_SET TASK_
Rewrite the rows from the line with "table-row: Database instance" to the line with "revision-bar-short [160,867,163,887]", replacing "username" with "login name" and leaving everything else unchanged. Return only those lines.

_SUPPLIED MATERIAL_
○ ○ ○ ○

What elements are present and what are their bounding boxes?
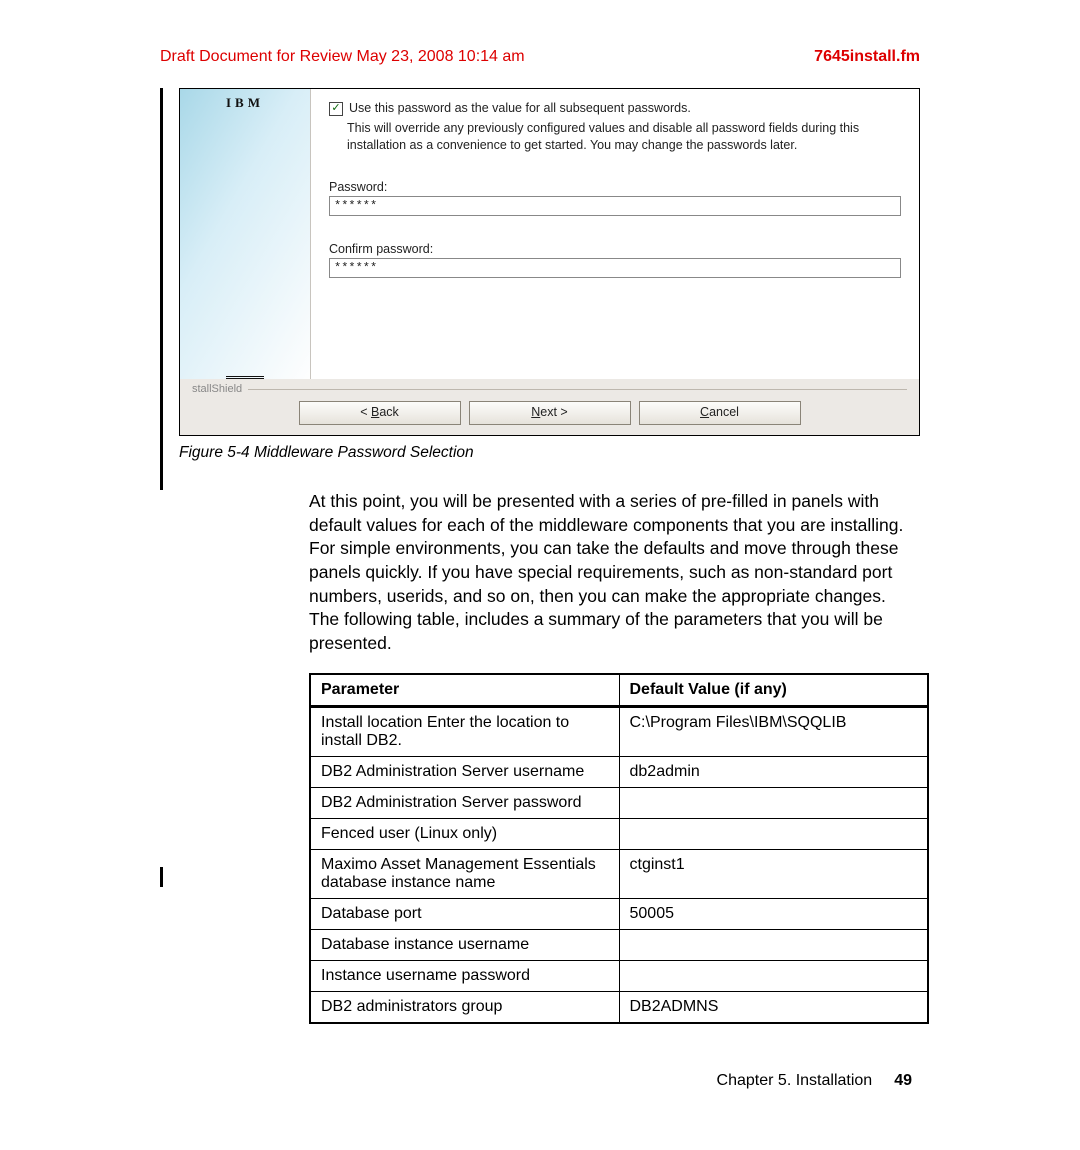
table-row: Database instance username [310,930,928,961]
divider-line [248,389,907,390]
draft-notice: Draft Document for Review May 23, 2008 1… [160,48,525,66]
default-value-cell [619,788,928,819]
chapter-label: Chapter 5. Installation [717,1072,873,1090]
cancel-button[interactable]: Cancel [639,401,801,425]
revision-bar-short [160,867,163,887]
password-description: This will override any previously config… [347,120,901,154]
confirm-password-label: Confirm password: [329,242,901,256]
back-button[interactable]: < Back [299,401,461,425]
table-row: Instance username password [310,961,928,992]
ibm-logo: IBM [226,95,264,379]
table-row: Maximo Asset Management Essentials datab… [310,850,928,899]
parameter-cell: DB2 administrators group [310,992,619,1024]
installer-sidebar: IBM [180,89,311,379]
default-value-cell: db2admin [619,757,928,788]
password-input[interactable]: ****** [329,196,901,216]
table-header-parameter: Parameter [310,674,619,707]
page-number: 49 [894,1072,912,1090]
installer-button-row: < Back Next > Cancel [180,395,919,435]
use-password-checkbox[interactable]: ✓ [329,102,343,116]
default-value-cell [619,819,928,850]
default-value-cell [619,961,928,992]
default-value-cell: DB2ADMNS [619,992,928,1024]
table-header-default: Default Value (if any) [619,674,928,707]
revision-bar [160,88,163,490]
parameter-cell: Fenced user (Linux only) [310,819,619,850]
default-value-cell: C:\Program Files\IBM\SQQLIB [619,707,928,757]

○ ○ ○ ○

_ANSWER IN FULL_
table-row: Database instance login name [310,930,928,961]
divider-line [248,389,907,390]
draft-notice: Draft Document for Review May 23, 2008 1… [160,48,525,66]
default-value-cell [619,788,928,819]
chapter-label: Chapter 5. Installation [717,1072,873,1090]
cancel-button[interactable]: Cancel [639,401,801,425]
revision-bar-short [160,867,163,887]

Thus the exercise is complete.